BEGIN Excerpted records

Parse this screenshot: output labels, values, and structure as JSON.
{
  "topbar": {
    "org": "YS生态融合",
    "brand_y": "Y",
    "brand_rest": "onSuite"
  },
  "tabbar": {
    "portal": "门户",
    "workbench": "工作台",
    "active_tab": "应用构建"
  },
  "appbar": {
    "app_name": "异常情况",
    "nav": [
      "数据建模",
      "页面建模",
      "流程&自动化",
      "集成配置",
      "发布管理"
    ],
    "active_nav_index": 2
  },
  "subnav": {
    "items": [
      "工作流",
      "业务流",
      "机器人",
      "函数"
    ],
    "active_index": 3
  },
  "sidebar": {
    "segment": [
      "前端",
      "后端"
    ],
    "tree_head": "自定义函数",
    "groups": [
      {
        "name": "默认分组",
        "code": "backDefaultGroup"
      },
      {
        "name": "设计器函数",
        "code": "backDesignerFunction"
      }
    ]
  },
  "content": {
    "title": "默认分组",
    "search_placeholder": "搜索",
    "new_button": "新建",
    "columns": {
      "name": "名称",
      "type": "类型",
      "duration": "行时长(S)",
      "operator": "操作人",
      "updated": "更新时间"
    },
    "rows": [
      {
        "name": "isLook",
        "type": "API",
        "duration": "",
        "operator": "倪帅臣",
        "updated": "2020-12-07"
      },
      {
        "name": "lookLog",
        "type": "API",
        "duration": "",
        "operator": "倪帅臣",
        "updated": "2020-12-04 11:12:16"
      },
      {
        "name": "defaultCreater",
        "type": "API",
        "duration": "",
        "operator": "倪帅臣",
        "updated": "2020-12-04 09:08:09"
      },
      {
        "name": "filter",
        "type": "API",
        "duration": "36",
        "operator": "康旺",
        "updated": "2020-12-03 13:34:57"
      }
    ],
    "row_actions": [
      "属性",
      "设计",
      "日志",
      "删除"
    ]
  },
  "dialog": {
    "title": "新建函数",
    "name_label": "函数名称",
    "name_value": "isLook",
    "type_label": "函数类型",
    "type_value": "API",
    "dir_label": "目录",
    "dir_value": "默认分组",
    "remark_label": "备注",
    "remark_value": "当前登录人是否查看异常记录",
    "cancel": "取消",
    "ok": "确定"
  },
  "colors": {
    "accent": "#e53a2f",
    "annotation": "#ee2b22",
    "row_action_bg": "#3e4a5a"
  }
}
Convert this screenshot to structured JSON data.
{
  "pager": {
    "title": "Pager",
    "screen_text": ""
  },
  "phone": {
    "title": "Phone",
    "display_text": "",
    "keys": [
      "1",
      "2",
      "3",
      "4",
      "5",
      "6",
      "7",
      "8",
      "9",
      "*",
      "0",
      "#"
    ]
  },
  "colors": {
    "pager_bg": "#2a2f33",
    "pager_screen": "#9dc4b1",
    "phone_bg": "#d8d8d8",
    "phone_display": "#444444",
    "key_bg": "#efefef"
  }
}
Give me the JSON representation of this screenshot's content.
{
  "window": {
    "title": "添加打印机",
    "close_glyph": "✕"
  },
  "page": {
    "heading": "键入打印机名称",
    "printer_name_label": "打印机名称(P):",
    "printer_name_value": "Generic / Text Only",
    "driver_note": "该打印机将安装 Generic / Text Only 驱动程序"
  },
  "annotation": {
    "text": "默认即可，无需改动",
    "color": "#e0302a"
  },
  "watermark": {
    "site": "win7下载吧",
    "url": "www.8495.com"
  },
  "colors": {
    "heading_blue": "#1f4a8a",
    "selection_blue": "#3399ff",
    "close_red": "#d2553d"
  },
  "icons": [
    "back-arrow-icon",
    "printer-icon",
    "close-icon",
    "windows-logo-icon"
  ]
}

END Excerpted records

Would you restate each of the entries word for word?

Parse this screenshot: output labels, values, and structure as JSON.
{
  "topbar": {
    "org": "YS生态融合",
    "brand_y": "Y",
    "brand_rest": "onSuite"
  },
  "tabbar": {
    "portal": "门户",
    "workbench": "工作台",
    "active_tab": "应用构建"
  },
  "appbar": {
    "app_name": "异常情况",
    "nav": [
      "数据建模",
      "页面建模",
      "流程&自动化",
      "集成配置",
      "发布管理"
    ],
    "active_nav_index": 2
  },
  "subnav": {
    "items": [
      "工作流",
      "业务流",
      "机器人",
      "函数"
    ],
    "active_index": 3
  },
  "sidebar": {
    "segment": [
      "前端",
      "后端"
    ],
    "tree_head": "自定义函数",
    "groups": [
      {
        "name": "默认分组",
        "code": "backDefaultGroup"
      },
      {
        "name": "设计器函数",
        "code": "backDesignerFunction"
      }
    ]
  },
  "content": {
    "title": "默认分组",
    "search_placeholder": "搜索",
    "new_button": "新建",
    "columns": {
      "name": "名称",
      "type": "类型",
      "duration": "行时长(S)",
      "operator": "操作人",
      "updated": "更新时间"
    },
    "rows": [
      {
        "name": "isLook",
        "type": "API",
        "duration": "",
        "operator": "倪帅臣",
        "updated": "2020-12-07"
      },
      {
        "name": "lookLog",
        "type": "API",
        "duration": "",
        "operator": "倪帅臣",
        "updated": "2020-12-04 11:12:16"
      },
      {
        "name": "defaultCreater",
        "type": "API",
        "duration": "",
        "operator": "倪帅臣",
        "updated": "2020-12-04 09:08:09"
      },
      {
        "name": "filter",
        "type": "API",
        "duration": "36",
        "operator": "康旺",
        "updated": "2020-12-03 13:34:57"
      }
    ],
    "row_actions": [
      "属性",
      "设计",
      "日志",
      "删除"
    ]
  },
  "dialog": {
    "title": "新建函数",
    "name_label": "函数名称",
    "name_value": "isLook",
    "type_label": "函数类型",
    "type_value": "API",
    "dir_label": "目录",
    "dir_value": "默认分组",
    "remark_label": "备注",
    "remark_value": "当前登录人是否查看异常记录",
    "cancel": "取消",
    "ok": "确定"
  },
  "colors": {
    "accent": "#e53a2f",
    "annotation": "#ee2b22",
    "row_action_bg": "#3e4a5a"
  }
}
Convert this screenshot to structured JSON data.
{
  "pager": {
    "title": "Pager",
    "screen_text": ""
  },
  "phone": {
    "title": "Phone",
    "display_text": "",
    "keys": [
      "1",
      "2",
      "3",
      "4",
      "5",
      "6",
      "7",
      "8",
      "9",
      "*",
      "0",
      "#"
    ]
  },
  "colors": {
    "pager_bg": "#2a2f33",
    "pager_screen": "#9dc4b1",
    "phone_bg": "#d8d8d8",
    "phone_display": "#444444",
    "key_bg": "#efefef"
  }
}
Give me the JSON representation of this screenshot's content.
{
  "window": {
    "title": "添加打印机",
    "close_glyph": "✕"
  },
  "page": {
    "heading": "键入打印机名称",
    "printer_name_label": "打印机名称(P):",
    "printer_name_value": "Generic / Text Only",
    "driver_note": "该打印机将安装 Generic / Text Only 驱动程序"
  },
  "annotation": {
    "text": "默认即可，无需改动",
    "color": "#e0302a"
  },
  "watermark": {
    "site": "win7下载吧",
    "url": "www.8495.com"
  },
  "colors": {
    "heading_blue": "#1f4a8a",
    "selection_blue": "#3399ff",
    "close_red": "#d2553d"
  },
  "icons": [
    "back-arrow-icon",
    "printer-icon",
    "close-icon",
    "windows-logo-icon"
  ]
}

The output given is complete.